Objective
Make an exact copy of each entry, leaving out every picture.

Data entries
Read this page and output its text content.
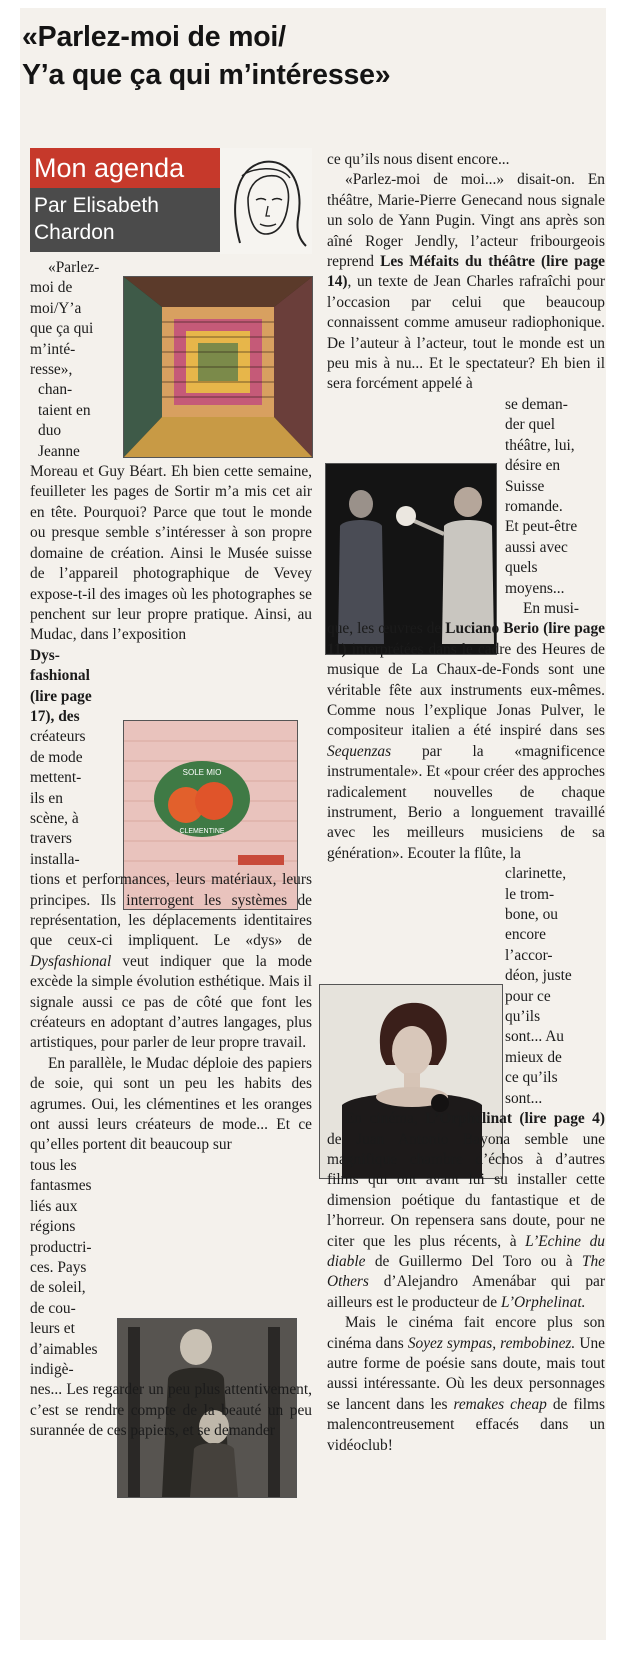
«Parlez-moi de moi/
Y’a que ça qui m’intéresse»
Mon agenda
Par Elisabeth
Chardon
SOLE MIO
CLEMENTINE
«Parlez-
moi de
moi/Y’a
que ça qui
m’inté-
resse»,
chan-
taient en
duo
Jeanne

Moreau et Guy Béart. Eh bien cette semaine, feuilleter les pages de Sortir m’a mis cet air en tête. Pourquoi? Parce que tout le monde ou presque semble s’intéresser à son propre domaine de création. Ainsi le Musée suisse de l’appareil photographique de Vevey expose-t-il des images où les photographes se penchent sur leur propre pratique. Ainsi, au Mudac, dans l’exposition

Dys-
fashional
(lire page
17), des
créateurs
de mode
mettent-
ils en
scène, à
travers
installa-

tions et performances, leurs matériaux, leurs principes. Ils interrogent les systèmes de représentation, les déplacements identitaires que ceux-ci impliquent. Le «dys» de Dysfashional veut indiquer que la mode excède la simple évolution esthétique. Mais il signale aussi ce pas de côté que font les créateurs en adoptant d’autres langages, plus artistiques, pour parler de leur propre travail.

En parallèle, le Mudac déploie des papiers de soie, qui sont un peu les habits des agrumes. Oui, les clémentines et les oranges ont aussi leurs créateurs de mode... Et ce qu’elles portent dit beaucoup sur

tous les
fantasmes
liés aux
régions
productri-
ces. Pays
de soleil,
de cou-
leurs et
d’aimables
indigè-

nes... Les regarder un peu plus attentivement, c’est se rendre compte de la beauté un peu surannée de ces papiers, et se demander

ce qu’ils nous disent encore...

«Parlez-moi de moi...» disait-on. En théâtre, Marie-Pierre Genecand nous signale un solo de Yann Pugin. Vingt ans après son aîné Roger Jendly, l’acteur fribourgeois reprend Les Méfaits du théâtre (lire page 14), un texte de Jean Charles rafraîchi pour l’occasion par celui que beaucoup connaissent comme amuseur radiophonique. De l’auteur à l’acteur, tout le monde est un peu mis à nu... Et le spectateur? Eh bien il sera forcément appelé à

se deman-
der quel
théâtre, lui,
désire en
Suisse
romande.
Et peut-être
aussi avec
quels
moyens...
En musi-

que, les œuvres de Luciano Berio (lire page 11) interprétées dans le cadre des Heures de musique de La Chaux-de-Fonds sont une véritable fête aux instruments eux-mêmes. Comme nous l’explique Jonas Pulver, le compositeur italien a été inspiré dans ses Sequenzas par la «magnificence instrumentale». Et «pour créer des approches radicalement nouvelles de chaque instrument, Berio a longuement travaillé avec les meilleurs musiciens de sa génération». Ecouter la flûte, la

clarinette,
le trom-
bone, ou
encore
l’accor-
déon, juste
pour ce
qu’ils
sont... Au
mieux de
ce qu’ils
sont...

En cinéma, L’Orphelinat (lire page 4) de Juan Antonio Bayona semble une magnifique chambre d’échos à d’autres films qui ont avant lui su installer cette dimension poétique du fantastique et de l’horreur. On repensera sans doute, pour ne citer que les plus récents, à L’Echine du diable de Guillermo Del Toro ou à The Others d’Alejandro Amenábar qui par ailleurs est le producteur de L’Orphelinat.

Mais le cinéma fait encore plus son cinéma dans Soyez sympas, rembobinez. Une autre forme de poésie sans doute, mais tout aussi intéressante. Où les deux personnages se lancent dans les remakes cheap de films malencontreusement effacés dans un vidéoclub!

Exercise solution
Read this page and output its text content.
«Parlez-moi de moi/
Y’a que ça qui m’intéresse»
Mon agenda
Par Elisabeth
Chardon
SOLE MIO
CLEMENTINE
«Parlez-
moi de
moi/Y’a
que ça qui
m’inté-
resse»,
chan-
taient en
duo
Jeanne

Moreau et Guy Béart. Eh bien cette semaine, feuilleter les pages de Sortir m’a mis cet air en tête. Pourquoi? Parce que tout le monde ou presque semble s’intéresser à son propre domaine de création. Ainsi le Musée suisse de l’appareil photographique de Vevey expose-t-il des images où les photographes se penchent sur leur propre pratique. Ainsi, au Mudac, dans l’exposition

Dys-
fashional
(lire page
17), des
créateurs
de mode
mettent-
ils en
scène, à
travers
installa-

tions et performances, leurs matériaux, leurs principes. Ils interrogent les systèmes de représentation, les déplacements identitaires que ceux-ci impliquent. Le «dys» de Dysfashional veut indiquer que la mode excède la simple évolution esthétique. Mais il signale aussi ce pas de côté que font les créateurs en adoptant d’autres langages, plus artistiques, pour parler de leur propre travail.

En parallèle, le Mudac déploie des papiers de soie, qui sont un peu les habits des agrumes. Oui, les clémentines et les oranges ont aussi leurs créateurs de mode... Et ce qu’elles portent dit beaucoup sur

tous les
fantasmes
liés aux
régions
productri-
ces. Pays
de soleil,
de cou-
leurs et
d’aimables
indigè-

nes... Les regarder un peu plus attentivement, c’est se rendre compte de la beauté un peu surannée de ces papiers, et se demander

ce qu’ils nous disent encore...

«Parlez-moi de moi...» disait-on. En théâtre, Marie-Pierre Genecand nous signale un solo de Yann Pugin. Vingt ans après son aîné Roger Jendly, l’acteur fribourgeois reprend Les Méfaits du théâtre (lire page 14), un texte de Jean Charles rafraîchi pour l’occasion par celui que beaucoup connaissent comme amuseur radiophonique. De l’auteur à l’acteur, tout le monde est un peu mis à nu... Et le spectateur? Eh bien il sera forcément appelé à

se deman-
der quel
théâtre, lui,
désire en
Suisse
romande.
Et peut-être
aussi avec
quels
moyens...
En musi-

que, les œuvres de Luciano Berio (lire page 11) interprétées dans le cadre des Heures de musique de La Chaux-de-Fonds sont une véritable fête aux instruments eux-mêmes. Comme nous l’explique Jonas Pulver, le compositeur italien a été inspiré dans ses Sequenzas par la «magnificence instrumentale». Et «pour créer des approches radicalement nouvelles de chaque instrument, Berio a longuement travaillé avec les meilleurs musiciens de sa génération». Ecouter la flûte, la

clarinette,
le trom-
bone, ou
encore
l’accor-
déon, juste
pour ce
qu’ils
sont... Au
mieux de
ce qu’ils
sont...

En cinéma, L’Orphelinat (lire page 4) de Juan Antonio Bayona semble une magnifique chambre d’échos à d’autres films qui ont avant lui su installer cette dimension poétique du fantastique et de l’horreur. On repensera sans doute, pour ne citer que les plus récents, à L’Echine du diable de Guillermo Del Toro ou à The Others d’Alejandro Amenábar qui par ailleurs est le producteur de L’Orphelinat.

Mais le cinéma fait encore plus son cinéma dans Soyez sympas, rembobinez. Une autre forme de poésie sans doute, mais tout aussi intéressante. Où les deux personnages se lancent dans les remakes cheap de films malencontreusement effacés dans un vidéoclub!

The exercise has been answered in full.